Pick out the lines below with "relaunch" and list them.

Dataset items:
•••

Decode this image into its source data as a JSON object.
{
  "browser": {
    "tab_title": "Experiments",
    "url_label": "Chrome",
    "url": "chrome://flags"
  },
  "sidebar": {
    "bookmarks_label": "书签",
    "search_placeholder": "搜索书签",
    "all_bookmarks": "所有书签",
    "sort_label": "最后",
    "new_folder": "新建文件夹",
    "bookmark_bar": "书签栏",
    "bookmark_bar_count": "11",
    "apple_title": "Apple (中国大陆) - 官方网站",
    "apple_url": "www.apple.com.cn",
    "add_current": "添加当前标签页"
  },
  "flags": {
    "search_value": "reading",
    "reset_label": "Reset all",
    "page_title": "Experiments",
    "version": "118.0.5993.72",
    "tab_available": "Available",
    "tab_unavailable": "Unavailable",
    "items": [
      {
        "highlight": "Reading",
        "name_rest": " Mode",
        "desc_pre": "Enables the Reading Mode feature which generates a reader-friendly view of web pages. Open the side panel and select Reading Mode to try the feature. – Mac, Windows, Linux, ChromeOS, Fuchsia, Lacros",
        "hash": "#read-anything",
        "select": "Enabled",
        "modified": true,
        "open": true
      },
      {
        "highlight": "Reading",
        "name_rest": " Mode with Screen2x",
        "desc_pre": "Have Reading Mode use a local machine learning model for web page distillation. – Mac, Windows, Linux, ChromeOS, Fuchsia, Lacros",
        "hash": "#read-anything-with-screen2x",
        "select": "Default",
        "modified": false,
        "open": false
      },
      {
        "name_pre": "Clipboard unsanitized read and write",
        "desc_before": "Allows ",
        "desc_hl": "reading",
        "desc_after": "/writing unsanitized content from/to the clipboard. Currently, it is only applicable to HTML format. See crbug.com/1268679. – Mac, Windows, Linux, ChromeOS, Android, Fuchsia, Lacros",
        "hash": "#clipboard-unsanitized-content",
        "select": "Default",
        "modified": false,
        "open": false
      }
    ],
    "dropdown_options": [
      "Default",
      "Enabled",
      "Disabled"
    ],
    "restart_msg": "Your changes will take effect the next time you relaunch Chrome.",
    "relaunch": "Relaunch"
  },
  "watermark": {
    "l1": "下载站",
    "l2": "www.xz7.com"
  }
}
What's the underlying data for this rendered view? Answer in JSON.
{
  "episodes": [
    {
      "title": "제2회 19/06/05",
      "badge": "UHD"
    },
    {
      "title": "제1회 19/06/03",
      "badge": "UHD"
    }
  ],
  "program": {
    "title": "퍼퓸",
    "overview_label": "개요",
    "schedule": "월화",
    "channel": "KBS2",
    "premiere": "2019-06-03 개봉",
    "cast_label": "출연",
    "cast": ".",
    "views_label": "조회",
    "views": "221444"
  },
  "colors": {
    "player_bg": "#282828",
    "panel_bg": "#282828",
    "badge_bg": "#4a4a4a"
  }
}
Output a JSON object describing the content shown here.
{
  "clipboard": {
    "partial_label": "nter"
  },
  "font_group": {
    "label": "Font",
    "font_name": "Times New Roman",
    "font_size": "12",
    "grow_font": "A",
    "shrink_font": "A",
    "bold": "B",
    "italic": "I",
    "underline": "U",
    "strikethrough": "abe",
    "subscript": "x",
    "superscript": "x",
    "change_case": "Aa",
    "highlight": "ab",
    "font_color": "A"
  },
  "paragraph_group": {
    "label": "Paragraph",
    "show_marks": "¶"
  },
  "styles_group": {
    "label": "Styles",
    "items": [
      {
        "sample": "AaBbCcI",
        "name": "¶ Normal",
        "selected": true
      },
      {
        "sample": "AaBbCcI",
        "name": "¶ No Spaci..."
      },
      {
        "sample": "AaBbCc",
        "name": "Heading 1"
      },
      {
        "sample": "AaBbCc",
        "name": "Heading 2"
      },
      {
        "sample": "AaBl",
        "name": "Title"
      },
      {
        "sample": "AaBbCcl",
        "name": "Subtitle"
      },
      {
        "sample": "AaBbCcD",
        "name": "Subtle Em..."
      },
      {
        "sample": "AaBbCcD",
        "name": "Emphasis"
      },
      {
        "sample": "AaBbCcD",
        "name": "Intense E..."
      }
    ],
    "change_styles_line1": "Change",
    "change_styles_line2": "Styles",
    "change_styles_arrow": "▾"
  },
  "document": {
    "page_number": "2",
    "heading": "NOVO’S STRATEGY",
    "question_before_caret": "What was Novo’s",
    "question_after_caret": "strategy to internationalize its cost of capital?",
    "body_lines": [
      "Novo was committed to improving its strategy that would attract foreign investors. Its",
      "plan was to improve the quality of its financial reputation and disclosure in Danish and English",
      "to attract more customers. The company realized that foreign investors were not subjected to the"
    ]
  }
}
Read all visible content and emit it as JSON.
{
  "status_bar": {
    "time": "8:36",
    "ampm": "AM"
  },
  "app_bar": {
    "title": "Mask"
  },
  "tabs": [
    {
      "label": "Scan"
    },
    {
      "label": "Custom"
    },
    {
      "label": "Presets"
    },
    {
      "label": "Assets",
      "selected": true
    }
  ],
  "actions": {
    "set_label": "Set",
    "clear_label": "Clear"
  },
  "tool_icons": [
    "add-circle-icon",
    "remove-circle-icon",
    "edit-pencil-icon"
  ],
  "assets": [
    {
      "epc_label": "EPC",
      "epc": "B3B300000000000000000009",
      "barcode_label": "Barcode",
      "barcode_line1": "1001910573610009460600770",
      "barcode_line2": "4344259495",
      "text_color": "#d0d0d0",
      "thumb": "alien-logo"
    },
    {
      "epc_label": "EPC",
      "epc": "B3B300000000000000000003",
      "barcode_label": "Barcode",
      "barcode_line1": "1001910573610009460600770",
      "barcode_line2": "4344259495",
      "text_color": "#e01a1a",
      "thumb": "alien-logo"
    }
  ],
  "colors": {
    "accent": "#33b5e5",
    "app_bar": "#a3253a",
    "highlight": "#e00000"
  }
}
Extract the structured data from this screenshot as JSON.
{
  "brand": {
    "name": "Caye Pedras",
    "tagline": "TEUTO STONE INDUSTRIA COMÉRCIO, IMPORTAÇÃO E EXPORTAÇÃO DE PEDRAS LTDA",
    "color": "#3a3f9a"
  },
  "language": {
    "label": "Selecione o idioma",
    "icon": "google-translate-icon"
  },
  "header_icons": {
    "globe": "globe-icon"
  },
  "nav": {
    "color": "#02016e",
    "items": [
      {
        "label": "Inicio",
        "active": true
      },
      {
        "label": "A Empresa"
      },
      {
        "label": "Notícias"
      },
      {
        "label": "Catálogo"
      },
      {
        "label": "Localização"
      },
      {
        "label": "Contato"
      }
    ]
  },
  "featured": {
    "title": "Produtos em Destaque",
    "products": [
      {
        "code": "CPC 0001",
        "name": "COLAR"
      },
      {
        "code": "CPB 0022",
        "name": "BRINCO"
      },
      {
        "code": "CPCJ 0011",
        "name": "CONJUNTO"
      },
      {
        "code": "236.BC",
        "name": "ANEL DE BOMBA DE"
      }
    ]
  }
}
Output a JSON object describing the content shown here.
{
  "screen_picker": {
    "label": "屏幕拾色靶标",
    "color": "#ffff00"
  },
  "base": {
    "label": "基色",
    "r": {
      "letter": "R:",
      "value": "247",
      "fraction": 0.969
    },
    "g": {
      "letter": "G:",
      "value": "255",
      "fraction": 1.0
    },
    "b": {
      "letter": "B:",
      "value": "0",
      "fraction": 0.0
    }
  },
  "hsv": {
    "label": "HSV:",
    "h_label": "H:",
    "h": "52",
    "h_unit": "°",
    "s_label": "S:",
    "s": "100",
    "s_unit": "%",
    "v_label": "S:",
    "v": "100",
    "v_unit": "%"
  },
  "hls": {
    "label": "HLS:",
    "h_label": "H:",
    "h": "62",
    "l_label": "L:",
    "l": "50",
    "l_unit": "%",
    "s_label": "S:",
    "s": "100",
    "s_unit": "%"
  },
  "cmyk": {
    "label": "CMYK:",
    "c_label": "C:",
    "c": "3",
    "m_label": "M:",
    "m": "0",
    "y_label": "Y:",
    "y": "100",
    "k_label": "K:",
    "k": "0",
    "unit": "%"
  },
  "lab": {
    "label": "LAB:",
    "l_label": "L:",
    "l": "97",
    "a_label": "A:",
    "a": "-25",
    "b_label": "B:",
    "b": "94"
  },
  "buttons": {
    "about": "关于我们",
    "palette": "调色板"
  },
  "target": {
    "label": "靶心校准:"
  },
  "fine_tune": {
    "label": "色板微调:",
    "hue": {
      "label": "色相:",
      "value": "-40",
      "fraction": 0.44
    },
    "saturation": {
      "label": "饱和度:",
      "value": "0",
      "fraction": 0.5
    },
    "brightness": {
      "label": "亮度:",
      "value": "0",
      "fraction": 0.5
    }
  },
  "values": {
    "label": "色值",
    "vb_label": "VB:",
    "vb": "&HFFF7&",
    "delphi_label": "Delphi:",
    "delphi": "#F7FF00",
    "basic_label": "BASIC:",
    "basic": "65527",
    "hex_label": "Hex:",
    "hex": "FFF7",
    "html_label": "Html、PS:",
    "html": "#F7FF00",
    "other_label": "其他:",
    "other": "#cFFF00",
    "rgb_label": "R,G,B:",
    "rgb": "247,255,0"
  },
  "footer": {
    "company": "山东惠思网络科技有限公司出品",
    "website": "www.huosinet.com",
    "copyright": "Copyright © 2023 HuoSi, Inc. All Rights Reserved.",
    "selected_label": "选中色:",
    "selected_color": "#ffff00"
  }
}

•••

Result of the exercise.
    "restart_msg": "Your changes will take effect the next time you relaunch Chrome.",
    "relaunch": "Relaunch"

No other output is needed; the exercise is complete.